Layout annotation data
------------------------------------

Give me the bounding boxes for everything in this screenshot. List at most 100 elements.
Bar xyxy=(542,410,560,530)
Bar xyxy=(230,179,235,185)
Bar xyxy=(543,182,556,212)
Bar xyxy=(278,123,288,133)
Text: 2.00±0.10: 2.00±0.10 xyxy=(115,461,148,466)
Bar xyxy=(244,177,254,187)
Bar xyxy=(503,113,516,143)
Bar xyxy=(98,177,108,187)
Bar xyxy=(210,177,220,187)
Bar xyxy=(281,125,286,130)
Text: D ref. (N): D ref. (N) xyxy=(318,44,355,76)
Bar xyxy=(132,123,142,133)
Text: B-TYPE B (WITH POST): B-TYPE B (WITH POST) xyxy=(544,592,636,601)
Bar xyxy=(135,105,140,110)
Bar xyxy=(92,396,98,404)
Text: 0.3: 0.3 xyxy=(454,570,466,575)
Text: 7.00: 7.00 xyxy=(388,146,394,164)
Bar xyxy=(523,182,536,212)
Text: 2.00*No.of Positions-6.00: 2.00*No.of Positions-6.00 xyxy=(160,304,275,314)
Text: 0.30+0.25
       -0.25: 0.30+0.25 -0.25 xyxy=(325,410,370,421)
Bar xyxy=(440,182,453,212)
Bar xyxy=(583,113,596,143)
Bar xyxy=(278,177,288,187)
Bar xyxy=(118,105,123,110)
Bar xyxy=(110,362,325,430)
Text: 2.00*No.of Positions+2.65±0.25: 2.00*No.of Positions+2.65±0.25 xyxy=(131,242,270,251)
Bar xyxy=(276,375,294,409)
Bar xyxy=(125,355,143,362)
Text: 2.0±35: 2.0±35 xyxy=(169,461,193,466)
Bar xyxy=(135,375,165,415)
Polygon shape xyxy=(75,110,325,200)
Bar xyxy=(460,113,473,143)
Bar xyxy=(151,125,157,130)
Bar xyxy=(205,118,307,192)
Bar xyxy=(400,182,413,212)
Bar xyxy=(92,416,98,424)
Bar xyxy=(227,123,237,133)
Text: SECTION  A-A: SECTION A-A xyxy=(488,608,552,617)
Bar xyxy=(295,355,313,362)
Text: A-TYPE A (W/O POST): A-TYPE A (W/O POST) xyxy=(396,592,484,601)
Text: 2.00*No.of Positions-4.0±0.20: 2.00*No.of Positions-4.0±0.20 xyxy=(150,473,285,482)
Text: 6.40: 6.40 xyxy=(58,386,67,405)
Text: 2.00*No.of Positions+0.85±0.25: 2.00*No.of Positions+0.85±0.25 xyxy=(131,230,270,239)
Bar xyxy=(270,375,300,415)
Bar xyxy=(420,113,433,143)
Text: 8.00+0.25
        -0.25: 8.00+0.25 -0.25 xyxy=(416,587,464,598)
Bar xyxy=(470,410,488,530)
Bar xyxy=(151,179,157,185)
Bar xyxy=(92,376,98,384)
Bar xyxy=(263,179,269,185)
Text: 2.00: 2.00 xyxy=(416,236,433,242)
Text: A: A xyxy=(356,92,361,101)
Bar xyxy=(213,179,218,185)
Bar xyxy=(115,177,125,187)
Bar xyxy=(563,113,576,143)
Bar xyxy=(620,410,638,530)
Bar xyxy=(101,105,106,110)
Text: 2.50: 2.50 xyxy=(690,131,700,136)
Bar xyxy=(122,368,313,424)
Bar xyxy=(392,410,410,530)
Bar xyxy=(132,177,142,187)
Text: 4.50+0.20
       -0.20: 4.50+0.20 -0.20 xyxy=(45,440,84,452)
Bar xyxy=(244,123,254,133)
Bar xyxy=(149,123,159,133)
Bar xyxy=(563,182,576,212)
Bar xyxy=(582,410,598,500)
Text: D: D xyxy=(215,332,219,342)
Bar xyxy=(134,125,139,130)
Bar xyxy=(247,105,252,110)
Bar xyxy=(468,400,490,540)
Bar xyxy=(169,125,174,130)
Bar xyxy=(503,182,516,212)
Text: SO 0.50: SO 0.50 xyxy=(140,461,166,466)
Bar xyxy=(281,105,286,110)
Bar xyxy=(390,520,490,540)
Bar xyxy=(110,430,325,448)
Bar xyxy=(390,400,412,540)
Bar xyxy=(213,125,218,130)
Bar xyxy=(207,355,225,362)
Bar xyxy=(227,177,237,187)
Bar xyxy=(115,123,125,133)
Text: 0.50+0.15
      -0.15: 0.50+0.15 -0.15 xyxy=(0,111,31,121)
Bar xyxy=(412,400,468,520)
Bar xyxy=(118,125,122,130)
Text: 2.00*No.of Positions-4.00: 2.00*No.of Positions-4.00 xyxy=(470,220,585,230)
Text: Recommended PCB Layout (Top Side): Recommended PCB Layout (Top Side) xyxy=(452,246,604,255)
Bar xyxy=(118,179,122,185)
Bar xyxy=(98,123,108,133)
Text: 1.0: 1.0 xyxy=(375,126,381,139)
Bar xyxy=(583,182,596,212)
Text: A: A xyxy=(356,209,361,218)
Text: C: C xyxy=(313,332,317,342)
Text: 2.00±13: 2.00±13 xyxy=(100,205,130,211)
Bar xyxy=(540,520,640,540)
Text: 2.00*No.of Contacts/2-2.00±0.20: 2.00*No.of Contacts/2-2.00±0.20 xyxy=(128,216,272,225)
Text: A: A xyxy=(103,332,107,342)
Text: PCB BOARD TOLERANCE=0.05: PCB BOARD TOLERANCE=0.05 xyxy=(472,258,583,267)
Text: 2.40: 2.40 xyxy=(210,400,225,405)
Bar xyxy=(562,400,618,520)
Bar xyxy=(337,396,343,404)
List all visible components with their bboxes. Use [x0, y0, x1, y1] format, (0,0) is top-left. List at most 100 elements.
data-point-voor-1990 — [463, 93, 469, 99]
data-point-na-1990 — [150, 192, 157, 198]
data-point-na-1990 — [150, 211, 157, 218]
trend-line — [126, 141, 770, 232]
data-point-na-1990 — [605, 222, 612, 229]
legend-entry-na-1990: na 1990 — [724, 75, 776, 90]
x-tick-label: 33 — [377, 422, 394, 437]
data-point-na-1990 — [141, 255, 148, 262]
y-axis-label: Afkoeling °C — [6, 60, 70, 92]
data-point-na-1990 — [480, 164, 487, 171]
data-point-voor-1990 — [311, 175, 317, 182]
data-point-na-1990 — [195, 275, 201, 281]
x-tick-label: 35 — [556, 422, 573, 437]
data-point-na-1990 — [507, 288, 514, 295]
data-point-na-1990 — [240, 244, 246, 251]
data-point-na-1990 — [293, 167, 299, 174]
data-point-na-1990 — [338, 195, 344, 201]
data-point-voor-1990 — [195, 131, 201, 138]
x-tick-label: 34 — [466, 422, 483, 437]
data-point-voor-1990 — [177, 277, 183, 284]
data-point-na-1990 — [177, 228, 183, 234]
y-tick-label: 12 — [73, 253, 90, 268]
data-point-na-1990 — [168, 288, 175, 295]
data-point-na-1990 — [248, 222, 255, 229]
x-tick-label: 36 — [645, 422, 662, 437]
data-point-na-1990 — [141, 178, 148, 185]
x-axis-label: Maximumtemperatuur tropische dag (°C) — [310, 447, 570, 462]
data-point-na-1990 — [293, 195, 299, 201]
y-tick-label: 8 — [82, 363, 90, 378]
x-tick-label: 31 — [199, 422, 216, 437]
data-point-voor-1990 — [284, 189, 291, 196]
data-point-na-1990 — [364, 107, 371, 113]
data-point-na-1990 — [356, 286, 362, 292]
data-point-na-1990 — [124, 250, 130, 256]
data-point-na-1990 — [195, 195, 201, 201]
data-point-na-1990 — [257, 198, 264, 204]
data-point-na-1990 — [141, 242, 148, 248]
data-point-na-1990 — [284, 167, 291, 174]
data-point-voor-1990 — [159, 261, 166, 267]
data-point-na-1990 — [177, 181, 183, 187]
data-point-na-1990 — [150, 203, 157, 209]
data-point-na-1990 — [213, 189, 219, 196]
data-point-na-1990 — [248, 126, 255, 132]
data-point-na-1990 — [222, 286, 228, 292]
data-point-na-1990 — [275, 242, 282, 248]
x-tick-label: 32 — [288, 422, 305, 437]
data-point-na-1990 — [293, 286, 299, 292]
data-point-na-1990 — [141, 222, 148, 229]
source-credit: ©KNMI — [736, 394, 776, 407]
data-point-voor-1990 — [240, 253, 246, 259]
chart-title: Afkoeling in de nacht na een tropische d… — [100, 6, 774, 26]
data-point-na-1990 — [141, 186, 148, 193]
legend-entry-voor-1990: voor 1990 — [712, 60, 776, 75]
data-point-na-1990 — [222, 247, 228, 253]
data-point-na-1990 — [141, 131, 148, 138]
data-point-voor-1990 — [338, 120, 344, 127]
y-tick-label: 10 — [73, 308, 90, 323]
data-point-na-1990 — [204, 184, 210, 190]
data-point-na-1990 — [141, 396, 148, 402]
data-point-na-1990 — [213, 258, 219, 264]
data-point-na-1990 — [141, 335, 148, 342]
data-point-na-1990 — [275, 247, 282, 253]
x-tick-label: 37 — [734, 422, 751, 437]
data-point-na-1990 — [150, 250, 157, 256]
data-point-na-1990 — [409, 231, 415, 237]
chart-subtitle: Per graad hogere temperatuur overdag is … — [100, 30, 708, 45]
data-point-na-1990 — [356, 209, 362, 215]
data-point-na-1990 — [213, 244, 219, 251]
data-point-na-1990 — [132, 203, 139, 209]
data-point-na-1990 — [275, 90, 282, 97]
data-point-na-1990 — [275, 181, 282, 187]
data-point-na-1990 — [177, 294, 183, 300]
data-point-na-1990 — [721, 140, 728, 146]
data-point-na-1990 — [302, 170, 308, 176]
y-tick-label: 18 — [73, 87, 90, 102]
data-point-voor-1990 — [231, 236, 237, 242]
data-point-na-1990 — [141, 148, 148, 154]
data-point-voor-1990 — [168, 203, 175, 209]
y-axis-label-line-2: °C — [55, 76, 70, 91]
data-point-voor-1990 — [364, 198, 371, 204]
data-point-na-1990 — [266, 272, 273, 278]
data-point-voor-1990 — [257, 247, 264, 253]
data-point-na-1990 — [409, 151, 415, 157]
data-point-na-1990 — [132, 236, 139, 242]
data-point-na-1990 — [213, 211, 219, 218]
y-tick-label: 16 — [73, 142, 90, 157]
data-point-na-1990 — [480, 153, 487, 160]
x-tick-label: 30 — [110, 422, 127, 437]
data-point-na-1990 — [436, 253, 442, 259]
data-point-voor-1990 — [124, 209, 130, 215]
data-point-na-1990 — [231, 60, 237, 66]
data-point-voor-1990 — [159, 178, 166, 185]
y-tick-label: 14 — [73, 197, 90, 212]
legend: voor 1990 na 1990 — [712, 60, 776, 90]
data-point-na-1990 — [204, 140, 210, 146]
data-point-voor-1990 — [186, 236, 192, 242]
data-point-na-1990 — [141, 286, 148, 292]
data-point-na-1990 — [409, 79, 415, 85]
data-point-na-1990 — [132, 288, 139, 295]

------------------------------------

> **What the exercise asks**
Copy out the listing verbatim from its first line through the line containing "Text: 0.30+0.25", including both ends.

> **Answer to the task**
Give me the bounding boxes for everything in this screenshot. List at most 100 elements.
Bar xyxy=(542,410,560,530)
Bar xyxy=(230,179,235,185)
Bar xyxy=(543,182,556,212)
Bar xyxy=(278,123,288,133)
Text: 2.00±0.10: 2.00±0.10 xyxy=(115,461,148,466)
Bar xyxy=(244,177,254,187)
Bar xyxy=(503,113,516,143)
Bar xyxy=(98,177,108,187)
Bar xyxy=(210,177,220,187)
Bar xyxy=(281,125,286,130)
Text: D ref. (N): D ref. (N) xyxy=(318,44,355,76)
Bar xyxy=(132,123,142,133)
Text: B-TYPE B (WITH POST): B-TYPE B (WITH POST) xyxy=(544,592,636,601)
Bar xyxy=(135,105,140,110)
Bar xyxy=(92,396,98,404)
Text: 0.3: 0.3 xyxy=(454,570,466,575)
Text: 7.00: 7.00 xyxy=(388,146,394,164)
Bar xyxy=(523,182,536,212)
Text: 2.00*No.of Positions-6.00: 2.00*No.of Positions-6.00 xyxy=(160,304,275,314)
Text: 0.30+0.25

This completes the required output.